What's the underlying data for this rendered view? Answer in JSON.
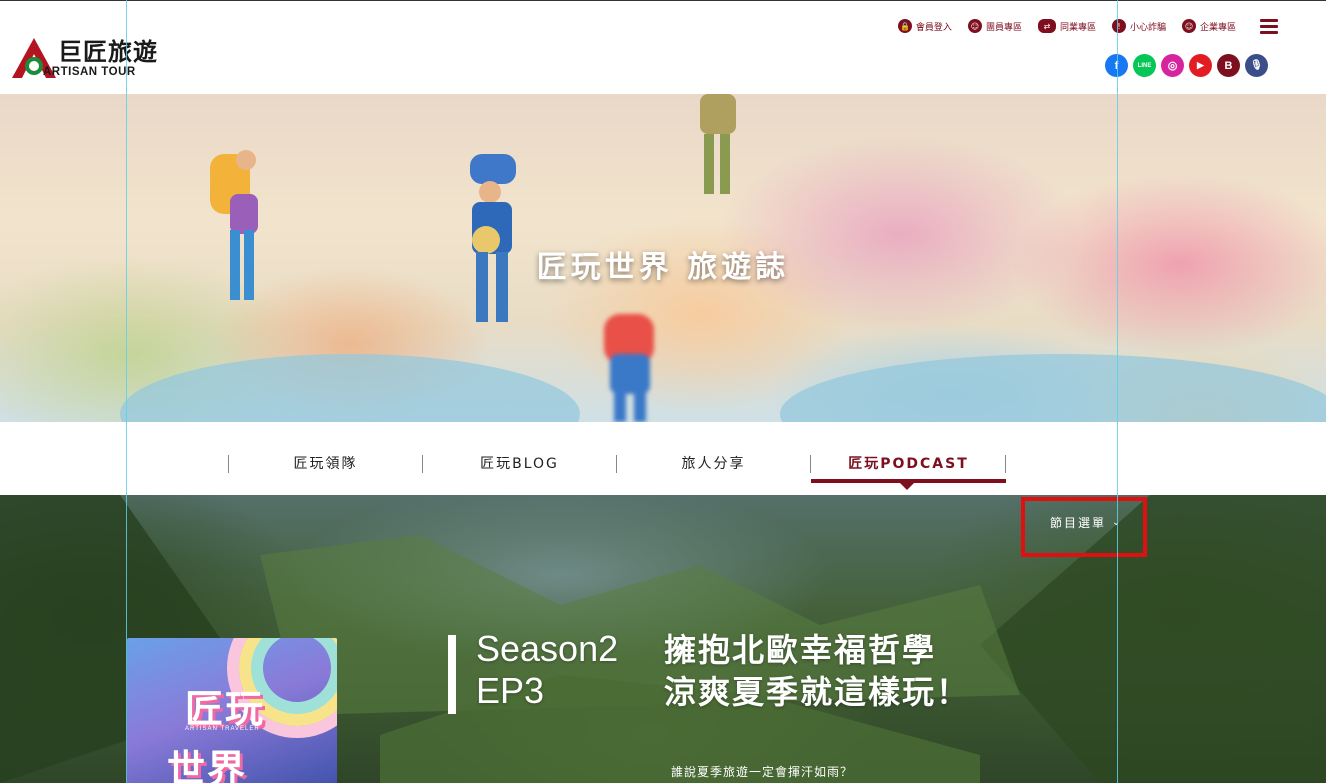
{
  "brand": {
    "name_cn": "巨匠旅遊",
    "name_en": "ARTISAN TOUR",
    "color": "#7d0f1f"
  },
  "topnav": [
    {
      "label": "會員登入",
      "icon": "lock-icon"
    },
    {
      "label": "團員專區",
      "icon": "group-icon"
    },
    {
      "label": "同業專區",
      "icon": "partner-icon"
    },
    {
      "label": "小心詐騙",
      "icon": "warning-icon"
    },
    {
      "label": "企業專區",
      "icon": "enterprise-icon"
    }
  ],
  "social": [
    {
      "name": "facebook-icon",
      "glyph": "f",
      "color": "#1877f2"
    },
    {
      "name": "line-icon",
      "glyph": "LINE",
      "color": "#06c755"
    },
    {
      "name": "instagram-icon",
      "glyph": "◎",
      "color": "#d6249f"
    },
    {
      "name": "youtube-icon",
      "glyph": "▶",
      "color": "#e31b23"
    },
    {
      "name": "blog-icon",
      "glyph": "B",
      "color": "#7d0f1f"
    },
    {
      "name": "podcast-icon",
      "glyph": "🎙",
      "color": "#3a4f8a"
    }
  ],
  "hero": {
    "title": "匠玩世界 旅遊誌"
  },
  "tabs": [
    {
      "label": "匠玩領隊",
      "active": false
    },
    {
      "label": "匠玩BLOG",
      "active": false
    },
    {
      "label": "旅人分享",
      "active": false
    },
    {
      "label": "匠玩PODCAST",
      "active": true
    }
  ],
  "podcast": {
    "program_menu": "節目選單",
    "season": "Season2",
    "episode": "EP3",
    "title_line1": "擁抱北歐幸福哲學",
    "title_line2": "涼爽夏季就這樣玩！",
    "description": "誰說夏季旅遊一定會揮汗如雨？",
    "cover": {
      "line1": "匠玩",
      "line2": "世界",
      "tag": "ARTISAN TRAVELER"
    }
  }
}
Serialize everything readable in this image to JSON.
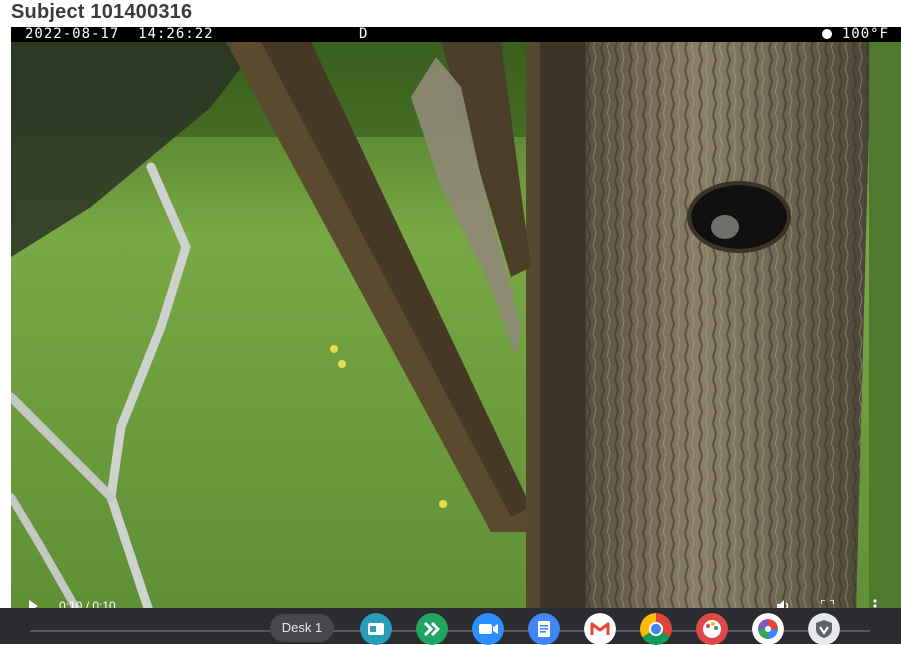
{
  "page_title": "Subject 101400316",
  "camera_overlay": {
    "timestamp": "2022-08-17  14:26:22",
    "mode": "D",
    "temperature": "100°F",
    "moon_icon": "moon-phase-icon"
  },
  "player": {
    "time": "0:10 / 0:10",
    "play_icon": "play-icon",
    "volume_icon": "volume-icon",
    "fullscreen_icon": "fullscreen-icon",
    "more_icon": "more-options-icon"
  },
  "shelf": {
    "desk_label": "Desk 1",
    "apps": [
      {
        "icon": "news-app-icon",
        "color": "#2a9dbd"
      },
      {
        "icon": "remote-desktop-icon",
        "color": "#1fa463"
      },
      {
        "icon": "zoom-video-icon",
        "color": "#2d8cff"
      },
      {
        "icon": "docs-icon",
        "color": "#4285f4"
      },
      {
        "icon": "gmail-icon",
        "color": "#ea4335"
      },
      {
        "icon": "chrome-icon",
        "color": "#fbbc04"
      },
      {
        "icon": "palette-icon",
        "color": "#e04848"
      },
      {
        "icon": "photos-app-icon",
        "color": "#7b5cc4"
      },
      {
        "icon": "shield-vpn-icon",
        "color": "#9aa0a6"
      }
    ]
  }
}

▶ TASK REQUIREMENTS
Transcribe the full listing character for character. Pictures are excluded.

▶ TASK OUTPUT
What's the underlying data for this rendered view? Answer in JSON.
{
  "brand": {
    "name_cn": "巨匠旅遊",
    "name_en": "ARTISAN TOUR",
    "color": "#7d0f1f"
  },
  "topnav": [
    {
      "label": "會員登入",
      "icon": "lock-icon"
    },
    {
      "label": "團員專區",
      "icon": "group-icon"
    },
    {
      "label": "同業專區",
      "icon": "partner-icon"
    },
    {
      "label": "小心詐騙",
      "icon": "warning-icon"
    },
    {
      "label": "企業專區",
      "icon": "enterprise-icon"
    }
  ],
  "social": [
    {
      "name": "facebook-icon",
      "glyph": "f",
      "color": "#1877f2"
    },
    {
      "name": "line-icon",
      "glyph": "LINE",
      "color": "#06c755"
    },
    {
      "name": "instagram-icon",
      "glyph": "◎",
      "color": "#d6249f"
    },
    {
      "name": "youtube-icon",
      "glyph": "▶",
      "color": "#e31b23"
    },
    {
      "name": "blog-icon",
      "glyph": "B",
      "color": "#7d0f1f"
    },
    {
      "name": "podcast-icon",
      "glyph": "🎙",
      "color": "#3a4f8a"
    }
  ],
  "hero": {
    "title": "匠玩世界 旅遊誌"
  },
  "tabs": [
    {
      "label": "匠玩領隊",
      "active": false
    },
    {
      "label": "匠玩BLOG",
      "active": false
    },
    {
      "label": "旅人分享",
      "active": false
    },
    {
      "label": "匠玩PODCAST",
      "active": true
    }
  ],
  "podcast": {
    "program_menu": "節目選單",
    "season": "Season2",
    "episode": "EP3",
    "title_line1": "擁抱北歐幸福哲學",
    "title_line2": "涼爽夏季就這樣玩！",
    "description": "誰說夏季旅遊一定會揮汗如雨？",
    "cover": {
      "line1": "匠玩",
      "line2": "世界",
      "tag": "ARTISAN TRAVELER"
    }
  }
}
Serialize everything readable in this image to JSON.
{
  "page_title": "Subject 101400316",
  "camera_overlay": {
    "timestamp": "2022-08-17  14:26:22",
    "mode": "D",
    "temperature": "100°F",
    "moon_icon": "moon-phase-icon"
  },
  "player": {
    "time": "0:10 / 0:10",
    "play_icon": "play-icon",
    "volume_icon": "volume-icon",
    "fullscreen_icon": "fullscreen-icon",
    "more_icon": "more-options-icon"
  },
  "shelf": {
    "desk_label": "Desk 1",
    "apps": [
      {
        "icon": "news-app-icon",
        "color": "#2a9dbd"
      },
      {
        "icon": "remote-desktop-icon",
        "color": "#1fa463"
      },
      {
        "icon": "zoom-video-icon",
        "color": "#2d8cff"
      },
      {
        "icon": "docs-icon",
        "color": "#4285f4"
      },
      {
        "icon": "gmail-icon",
        "color": "#ea4335"
      },
      {
        "icon": "chrome-icon",
        "color": "#fbbc04"
      },
      {
        "icon": "palette-icon",
        "color": "#e04848"
      },
      {
        "icon": "photos-app-icon",
        "color": "#7b5cc4"
      },
      {
        "icon": "shield-vpn-icon",
        "color": "#9aa0a6"
      }
    ]
  }
}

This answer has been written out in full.